• Extracted records:
══════════════════════════════
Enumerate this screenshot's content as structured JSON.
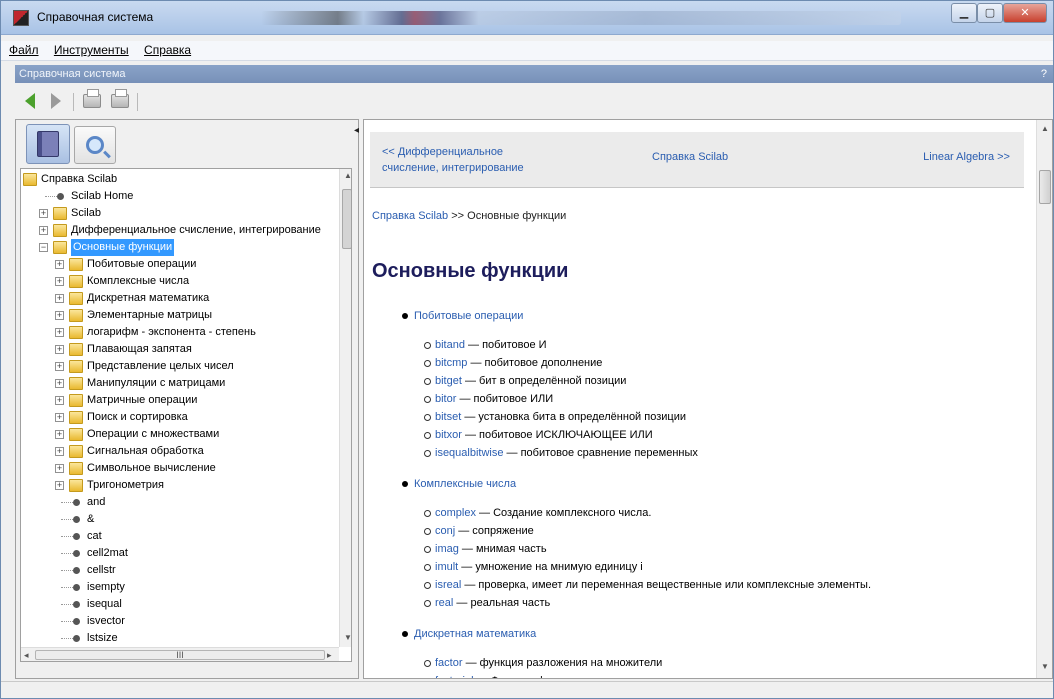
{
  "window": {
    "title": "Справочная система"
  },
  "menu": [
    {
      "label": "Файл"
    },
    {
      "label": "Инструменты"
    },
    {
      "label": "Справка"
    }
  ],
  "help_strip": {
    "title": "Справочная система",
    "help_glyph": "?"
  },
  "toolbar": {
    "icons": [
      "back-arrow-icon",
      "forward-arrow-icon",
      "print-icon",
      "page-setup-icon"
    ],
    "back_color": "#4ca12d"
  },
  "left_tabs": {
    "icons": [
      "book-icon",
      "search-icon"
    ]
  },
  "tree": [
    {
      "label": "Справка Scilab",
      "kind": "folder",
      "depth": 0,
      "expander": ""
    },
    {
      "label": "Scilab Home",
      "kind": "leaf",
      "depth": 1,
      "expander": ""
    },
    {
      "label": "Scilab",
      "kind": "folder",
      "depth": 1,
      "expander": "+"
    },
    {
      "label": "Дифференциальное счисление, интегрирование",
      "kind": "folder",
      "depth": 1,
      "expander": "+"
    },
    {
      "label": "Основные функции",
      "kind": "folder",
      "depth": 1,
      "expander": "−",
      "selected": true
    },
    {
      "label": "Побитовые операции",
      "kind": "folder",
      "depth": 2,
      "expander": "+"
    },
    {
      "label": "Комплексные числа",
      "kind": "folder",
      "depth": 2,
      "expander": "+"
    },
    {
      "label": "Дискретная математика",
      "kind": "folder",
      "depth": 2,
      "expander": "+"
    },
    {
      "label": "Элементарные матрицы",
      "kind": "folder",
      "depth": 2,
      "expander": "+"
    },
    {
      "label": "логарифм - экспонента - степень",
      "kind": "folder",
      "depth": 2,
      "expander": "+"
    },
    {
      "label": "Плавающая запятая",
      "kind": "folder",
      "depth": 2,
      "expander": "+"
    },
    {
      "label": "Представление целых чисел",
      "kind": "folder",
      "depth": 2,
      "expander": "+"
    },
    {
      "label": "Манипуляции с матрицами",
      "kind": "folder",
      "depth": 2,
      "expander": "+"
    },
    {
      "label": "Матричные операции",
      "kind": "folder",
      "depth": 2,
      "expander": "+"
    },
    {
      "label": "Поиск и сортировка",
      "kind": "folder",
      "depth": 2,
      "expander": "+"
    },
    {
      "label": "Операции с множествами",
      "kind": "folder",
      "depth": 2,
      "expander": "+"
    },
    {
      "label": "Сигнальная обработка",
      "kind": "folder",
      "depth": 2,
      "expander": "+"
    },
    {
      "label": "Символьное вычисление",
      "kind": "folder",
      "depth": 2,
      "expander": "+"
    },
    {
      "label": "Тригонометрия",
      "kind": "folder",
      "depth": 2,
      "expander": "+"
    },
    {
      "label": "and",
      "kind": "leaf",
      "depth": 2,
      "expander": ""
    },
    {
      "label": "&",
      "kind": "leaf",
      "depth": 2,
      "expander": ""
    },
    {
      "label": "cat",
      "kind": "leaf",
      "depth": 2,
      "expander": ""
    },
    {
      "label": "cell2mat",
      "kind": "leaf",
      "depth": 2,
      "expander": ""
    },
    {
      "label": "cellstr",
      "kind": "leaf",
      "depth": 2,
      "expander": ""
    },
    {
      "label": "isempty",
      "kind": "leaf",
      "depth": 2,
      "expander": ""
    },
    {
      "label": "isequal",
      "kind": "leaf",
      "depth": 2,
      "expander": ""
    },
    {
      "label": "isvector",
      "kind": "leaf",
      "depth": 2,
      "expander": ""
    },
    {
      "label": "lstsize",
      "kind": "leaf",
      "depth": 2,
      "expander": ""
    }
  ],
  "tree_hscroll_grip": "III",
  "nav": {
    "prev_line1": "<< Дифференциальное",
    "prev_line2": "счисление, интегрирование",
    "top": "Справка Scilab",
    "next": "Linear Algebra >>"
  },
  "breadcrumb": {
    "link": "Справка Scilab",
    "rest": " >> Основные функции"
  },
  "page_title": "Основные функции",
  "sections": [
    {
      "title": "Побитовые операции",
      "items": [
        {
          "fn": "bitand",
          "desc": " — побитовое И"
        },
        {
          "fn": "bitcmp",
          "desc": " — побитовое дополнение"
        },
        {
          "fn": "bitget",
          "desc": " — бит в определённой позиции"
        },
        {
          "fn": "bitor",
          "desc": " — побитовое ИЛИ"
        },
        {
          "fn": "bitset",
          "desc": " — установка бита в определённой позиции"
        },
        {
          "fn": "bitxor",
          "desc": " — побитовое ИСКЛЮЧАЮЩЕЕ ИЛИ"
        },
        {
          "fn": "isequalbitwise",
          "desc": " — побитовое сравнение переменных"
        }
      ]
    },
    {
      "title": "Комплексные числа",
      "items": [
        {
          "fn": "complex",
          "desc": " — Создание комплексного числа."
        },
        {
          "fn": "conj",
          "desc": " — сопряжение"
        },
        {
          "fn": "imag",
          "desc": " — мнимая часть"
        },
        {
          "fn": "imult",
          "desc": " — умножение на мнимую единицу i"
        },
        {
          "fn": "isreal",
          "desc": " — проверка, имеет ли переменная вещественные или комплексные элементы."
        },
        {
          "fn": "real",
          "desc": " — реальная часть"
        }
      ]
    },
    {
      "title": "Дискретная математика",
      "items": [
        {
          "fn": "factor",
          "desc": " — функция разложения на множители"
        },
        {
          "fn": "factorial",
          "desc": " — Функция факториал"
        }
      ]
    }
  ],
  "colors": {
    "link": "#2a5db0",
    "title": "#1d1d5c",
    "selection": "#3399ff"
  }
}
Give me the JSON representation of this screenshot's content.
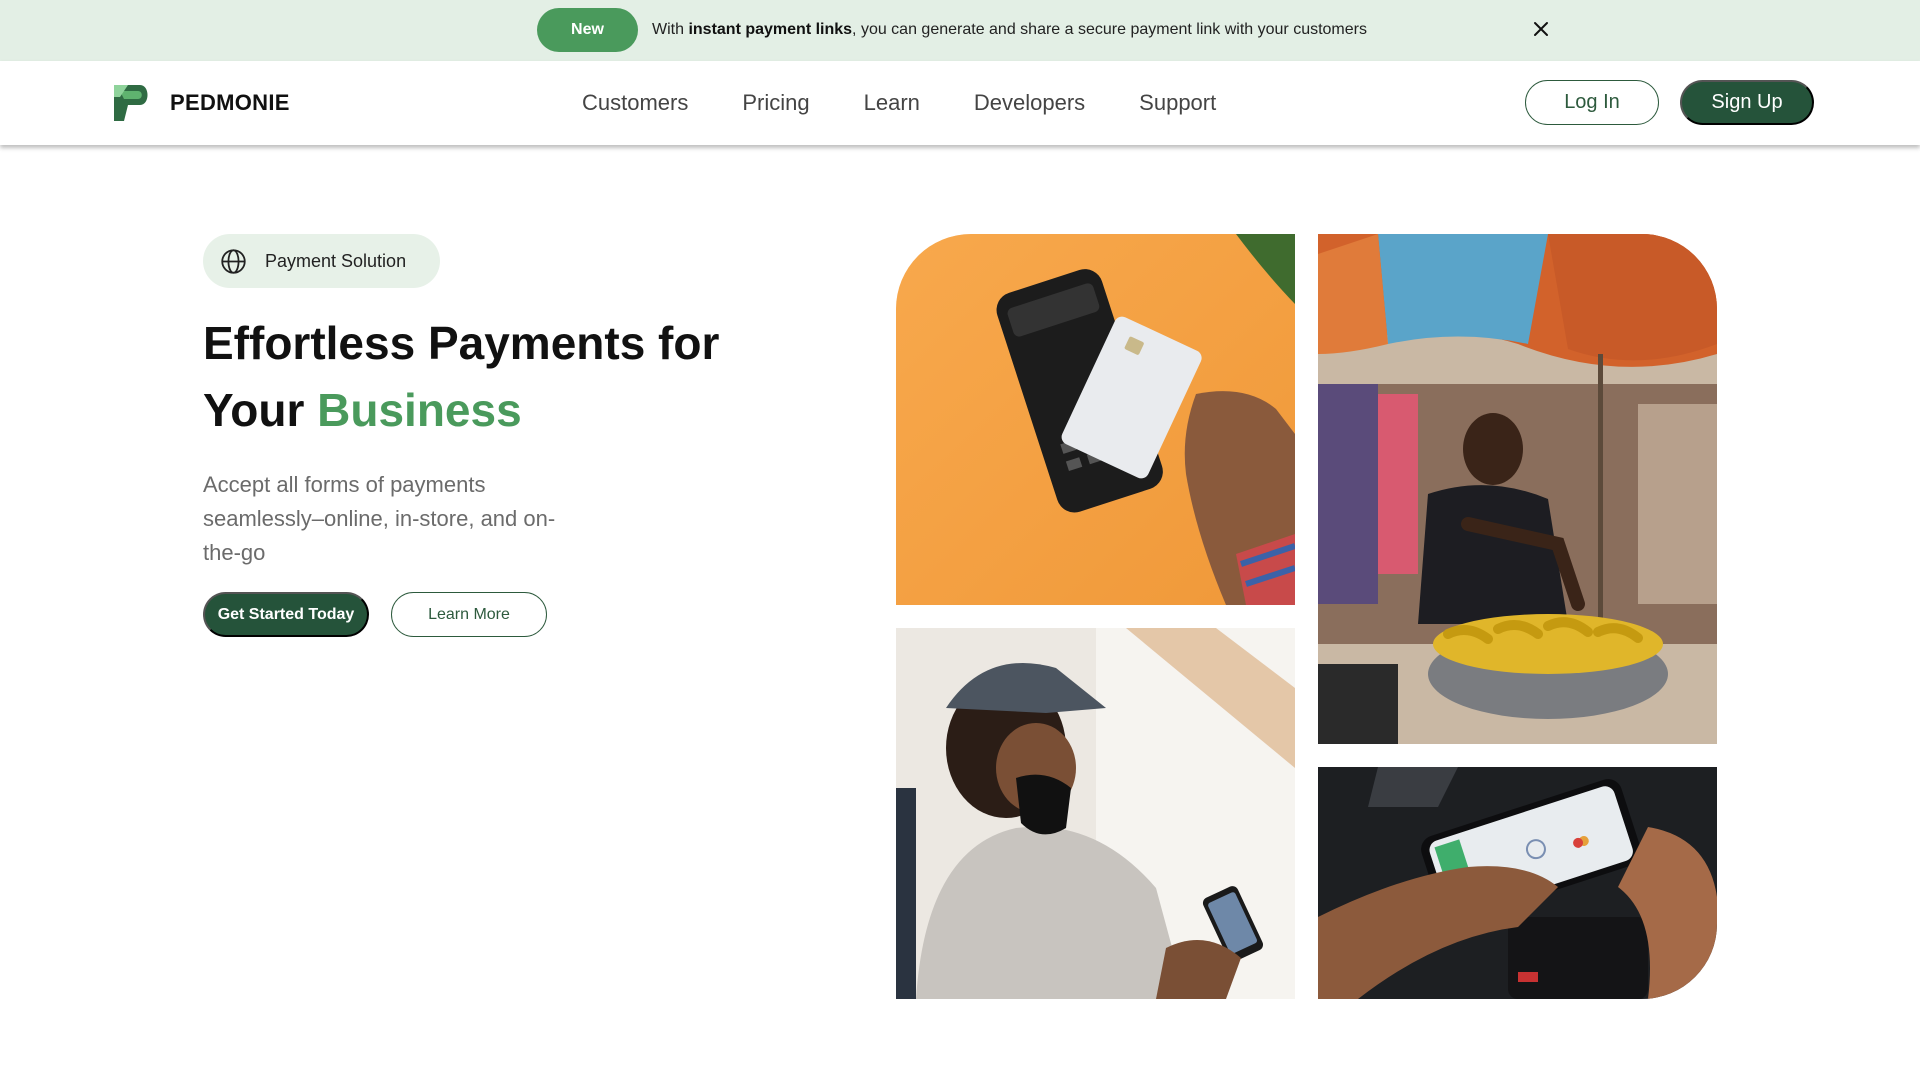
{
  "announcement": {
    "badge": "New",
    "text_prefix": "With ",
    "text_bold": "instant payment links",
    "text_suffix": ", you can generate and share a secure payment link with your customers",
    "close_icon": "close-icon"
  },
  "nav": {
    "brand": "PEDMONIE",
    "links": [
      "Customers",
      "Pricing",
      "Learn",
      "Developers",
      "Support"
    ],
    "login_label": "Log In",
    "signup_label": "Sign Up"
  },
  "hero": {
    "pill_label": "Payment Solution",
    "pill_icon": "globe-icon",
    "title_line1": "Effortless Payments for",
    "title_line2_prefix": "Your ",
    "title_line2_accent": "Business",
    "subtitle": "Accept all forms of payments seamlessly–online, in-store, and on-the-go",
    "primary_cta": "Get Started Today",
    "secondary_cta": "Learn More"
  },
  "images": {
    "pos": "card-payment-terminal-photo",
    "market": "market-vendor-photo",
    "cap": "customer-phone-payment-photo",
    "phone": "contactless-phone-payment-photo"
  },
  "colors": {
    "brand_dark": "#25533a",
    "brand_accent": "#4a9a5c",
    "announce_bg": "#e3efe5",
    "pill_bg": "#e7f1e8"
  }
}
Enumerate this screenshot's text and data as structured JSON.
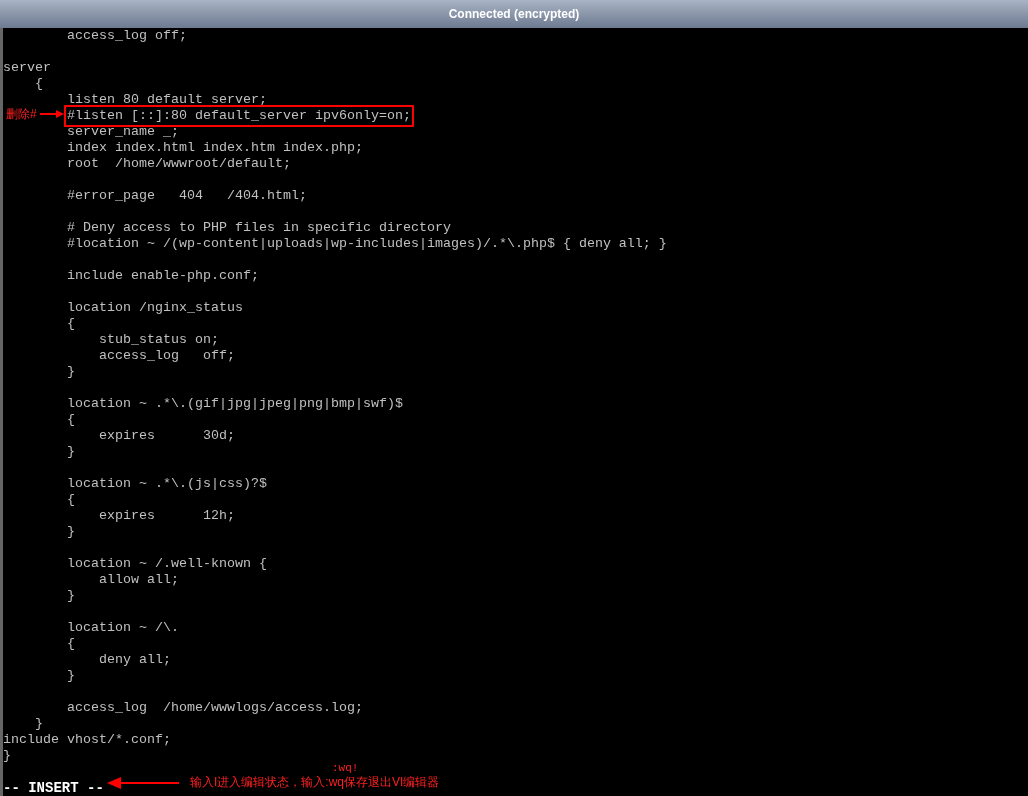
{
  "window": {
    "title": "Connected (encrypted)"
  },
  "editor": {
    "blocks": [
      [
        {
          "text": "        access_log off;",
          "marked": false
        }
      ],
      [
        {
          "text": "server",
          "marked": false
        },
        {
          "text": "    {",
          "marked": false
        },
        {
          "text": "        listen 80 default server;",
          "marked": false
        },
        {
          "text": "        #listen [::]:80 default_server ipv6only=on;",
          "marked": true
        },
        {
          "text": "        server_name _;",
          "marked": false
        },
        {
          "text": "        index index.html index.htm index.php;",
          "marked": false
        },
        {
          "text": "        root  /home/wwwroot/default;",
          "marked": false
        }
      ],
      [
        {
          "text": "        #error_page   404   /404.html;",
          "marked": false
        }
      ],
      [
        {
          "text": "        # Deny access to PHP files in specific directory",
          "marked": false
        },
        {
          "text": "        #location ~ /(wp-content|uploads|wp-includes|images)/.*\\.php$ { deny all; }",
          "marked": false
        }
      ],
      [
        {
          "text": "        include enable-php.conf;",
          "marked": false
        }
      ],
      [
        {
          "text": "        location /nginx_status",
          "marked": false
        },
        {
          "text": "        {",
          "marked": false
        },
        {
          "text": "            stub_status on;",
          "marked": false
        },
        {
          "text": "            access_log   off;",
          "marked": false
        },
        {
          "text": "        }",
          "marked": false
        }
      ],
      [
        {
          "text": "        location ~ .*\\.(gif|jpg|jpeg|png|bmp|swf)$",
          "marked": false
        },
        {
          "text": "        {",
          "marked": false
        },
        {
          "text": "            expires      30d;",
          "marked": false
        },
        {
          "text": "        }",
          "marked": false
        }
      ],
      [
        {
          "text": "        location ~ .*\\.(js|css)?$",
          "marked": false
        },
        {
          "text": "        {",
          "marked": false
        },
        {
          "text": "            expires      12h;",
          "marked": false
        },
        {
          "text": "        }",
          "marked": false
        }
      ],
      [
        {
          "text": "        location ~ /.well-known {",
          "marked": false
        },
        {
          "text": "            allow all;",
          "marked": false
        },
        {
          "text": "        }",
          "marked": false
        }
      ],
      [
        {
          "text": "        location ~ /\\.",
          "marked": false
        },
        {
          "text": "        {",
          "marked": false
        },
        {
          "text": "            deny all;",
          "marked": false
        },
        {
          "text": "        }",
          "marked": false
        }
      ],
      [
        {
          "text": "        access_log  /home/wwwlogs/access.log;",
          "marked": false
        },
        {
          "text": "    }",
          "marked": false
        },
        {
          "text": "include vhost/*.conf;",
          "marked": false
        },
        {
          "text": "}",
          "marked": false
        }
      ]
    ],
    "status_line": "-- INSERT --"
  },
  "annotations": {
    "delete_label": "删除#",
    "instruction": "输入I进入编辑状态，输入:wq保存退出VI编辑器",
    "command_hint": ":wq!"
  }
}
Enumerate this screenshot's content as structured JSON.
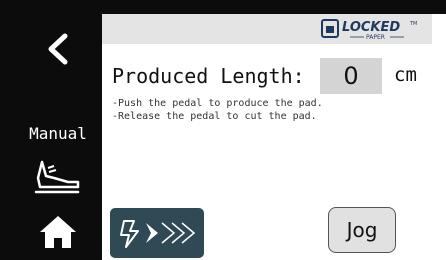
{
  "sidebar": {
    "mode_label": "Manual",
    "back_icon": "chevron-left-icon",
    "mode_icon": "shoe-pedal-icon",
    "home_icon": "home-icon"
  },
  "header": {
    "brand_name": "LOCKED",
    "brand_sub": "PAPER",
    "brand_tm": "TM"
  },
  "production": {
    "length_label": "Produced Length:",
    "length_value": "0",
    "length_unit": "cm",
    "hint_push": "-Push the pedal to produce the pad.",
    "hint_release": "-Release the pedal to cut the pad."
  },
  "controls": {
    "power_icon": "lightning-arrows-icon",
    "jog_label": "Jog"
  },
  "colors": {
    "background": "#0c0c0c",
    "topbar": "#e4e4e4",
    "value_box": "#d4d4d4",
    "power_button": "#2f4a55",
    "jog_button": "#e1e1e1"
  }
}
══════════════════════════════
• REQUIREMENTS: Pick out all lines containing the string "photo".

• WRITTEN RESPONSE:
    "pos": "card-payment-terminal-photo",
    "market": "market-vendor-photo",
    "cap": "customer-phone-payment-photo",
    "phone": "contactless-phone-payment-photo"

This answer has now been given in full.